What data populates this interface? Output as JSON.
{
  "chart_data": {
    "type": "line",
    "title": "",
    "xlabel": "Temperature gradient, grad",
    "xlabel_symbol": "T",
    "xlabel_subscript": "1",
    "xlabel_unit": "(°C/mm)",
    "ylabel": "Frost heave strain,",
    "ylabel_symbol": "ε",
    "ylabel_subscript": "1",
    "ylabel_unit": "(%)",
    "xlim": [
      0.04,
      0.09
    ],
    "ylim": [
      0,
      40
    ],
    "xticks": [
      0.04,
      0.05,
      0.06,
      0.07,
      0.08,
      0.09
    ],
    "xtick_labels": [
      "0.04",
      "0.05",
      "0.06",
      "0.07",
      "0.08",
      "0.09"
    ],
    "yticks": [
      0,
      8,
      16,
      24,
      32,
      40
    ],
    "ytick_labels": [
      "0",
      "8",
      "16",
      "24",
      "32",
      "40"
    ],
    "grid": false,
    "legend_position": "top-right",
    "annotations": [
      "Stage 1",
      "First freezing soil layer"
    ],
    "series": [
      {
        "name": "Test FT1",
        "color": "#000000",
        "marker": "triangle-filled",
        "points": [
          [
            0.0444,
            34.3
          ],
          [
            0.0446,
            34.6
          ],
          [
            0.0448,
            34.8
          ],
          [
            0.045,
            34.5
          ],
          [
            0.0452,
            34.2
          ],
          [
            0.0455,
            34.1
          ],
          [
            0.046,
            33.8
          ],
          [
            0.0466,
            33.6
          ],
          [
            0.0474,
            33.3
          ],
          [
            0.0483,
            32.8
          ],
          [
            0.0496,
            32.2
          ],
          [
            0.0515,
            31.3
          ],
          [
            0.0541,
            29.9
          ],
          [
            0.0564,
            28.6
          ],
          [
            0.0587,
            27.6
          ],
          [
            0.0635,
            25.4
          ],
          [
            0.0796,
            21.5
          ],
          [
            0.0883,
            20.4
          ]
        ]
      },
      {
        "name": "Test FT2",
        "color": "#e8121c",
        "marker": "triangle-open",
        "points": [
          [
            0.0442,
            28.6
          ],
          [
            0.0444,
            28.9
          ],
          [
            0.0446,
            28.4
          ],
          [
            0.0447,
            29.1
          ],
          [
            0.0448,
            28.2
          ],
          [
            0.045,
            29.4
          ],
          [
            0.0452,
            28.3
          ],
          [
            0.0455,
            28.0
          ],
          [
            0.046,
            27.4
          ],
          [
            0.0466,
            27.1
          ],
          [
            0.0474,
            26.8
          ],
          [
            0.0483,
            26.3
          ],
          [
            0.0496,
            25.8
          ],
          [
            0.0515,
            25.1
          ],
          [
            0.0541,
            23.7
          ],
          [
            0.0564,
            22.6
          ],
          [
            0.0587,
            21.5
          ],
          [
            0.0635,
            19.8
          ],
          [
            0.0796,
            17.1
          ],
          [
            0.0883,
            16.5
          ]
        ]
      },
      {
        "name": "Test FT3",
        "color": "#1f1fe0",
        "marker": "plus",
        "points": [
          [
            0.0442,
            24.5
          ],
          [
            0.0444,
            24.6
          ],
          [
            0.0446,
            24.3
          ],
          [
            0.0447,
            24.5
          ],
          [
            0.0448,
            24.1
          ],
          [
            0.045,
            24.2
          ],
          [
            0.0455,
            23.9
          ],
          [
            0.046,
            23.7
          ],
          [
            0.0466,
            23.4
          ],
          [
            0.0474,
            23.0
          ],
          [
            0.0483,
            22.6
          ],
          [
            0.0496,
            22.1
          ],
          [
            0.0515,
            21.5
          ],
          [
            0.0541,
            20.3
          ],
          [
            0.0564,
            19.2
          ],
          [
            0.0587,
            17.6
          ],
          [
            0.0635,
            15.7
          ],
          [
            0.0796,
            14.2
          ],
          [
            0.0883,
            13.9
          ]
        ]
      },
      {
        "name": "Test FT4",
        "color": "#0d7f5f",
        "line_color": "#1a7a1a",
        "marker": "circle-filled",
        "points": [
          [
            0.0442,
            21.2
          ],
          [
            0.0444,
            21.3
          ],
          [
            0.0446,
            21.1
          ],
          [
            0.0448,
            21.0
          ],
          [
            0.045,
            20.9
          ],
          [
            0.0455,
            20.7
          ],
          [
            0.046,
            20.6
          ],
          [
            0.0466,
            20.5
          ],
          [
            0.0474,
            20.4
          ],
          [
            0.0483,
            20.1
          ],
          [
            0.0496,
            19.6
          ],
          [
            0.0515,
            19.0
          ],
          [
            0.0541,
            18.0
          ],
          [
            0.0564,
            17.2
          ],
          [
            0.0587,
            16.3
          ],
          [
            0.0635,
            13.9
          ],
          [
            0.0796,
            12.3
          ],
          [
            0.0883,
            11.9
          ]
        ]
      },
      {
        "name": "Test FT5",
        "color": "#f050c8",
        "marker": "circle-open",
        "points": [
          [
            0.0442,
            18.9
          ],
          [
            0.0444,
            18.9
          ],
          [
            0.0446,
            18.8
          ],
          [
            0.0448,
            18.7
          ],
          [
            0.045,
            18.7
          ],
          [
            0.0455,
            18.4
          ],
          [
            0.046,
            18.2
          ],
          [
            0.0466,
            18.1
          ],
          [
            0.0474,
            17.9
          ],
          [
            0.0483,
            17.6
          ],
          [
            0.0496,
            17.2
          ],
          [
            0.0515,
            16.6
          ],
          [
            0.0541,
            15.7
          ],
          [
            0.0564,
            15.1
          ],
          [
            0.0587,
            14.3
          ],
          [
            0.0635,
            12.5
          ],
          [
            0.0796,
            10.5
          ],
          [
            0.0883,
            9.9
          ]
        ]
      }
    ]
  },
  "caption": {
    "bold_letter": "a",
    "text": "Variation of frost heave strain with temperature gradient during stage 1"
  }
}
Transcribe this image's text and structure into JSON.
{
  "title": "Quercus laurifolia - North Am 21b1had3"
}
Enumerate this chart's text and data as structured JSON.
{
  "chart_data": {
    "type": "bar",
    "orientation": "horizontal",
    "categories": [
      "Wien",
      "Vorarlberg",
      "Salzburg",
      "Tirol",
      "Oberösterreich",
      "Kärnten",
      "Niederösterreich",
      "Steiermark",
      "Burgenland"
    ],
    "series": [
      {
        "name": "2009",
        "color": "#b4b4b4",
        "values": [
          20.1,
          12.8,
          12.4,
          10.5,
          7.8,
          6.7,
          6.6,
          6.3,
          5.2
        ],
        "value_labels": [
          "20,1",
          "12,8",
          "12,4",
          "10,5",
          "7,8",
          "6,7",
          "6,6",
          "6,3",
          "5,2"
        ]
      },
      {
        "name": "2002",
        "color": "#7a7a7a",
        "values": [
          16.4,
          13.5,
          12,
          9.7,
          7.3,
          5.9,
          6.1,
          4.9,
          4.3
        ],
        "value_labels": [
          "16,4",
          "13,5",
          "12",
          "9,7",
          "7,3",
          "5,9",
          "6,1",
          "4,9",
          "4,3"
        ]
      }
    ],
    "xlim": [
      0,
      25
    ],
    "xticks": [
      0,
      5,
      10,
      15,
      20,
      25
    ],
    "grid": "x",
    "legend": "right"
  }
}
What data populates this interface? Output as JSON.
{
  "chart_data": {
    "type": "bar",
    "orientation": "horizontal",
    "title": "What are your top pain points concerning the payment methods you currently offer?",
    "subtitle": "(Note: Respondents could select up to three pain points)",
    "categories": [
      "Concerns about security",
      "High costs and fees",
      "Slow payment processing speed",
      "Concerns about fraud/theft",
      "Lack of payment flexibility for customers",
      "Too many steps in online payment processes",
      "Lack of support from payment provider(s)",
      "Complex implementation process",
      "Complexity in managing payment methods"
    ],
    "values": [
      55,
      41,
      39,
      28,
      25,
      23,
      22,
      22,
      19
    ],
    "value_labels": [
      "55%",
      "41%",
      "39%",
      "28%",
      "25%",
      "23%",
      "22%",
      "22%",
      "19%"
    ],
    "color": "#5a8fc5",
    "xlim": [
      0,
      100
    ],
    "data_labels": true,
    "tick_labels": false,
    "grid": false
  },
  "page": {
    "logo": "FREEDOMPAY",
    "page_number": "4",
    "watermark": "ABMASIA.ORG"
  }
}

**THE TASK:**
Looking at the records above, count the lines where the word "Lack" appears. State only the number.

**RIGHT ANSWER:**
2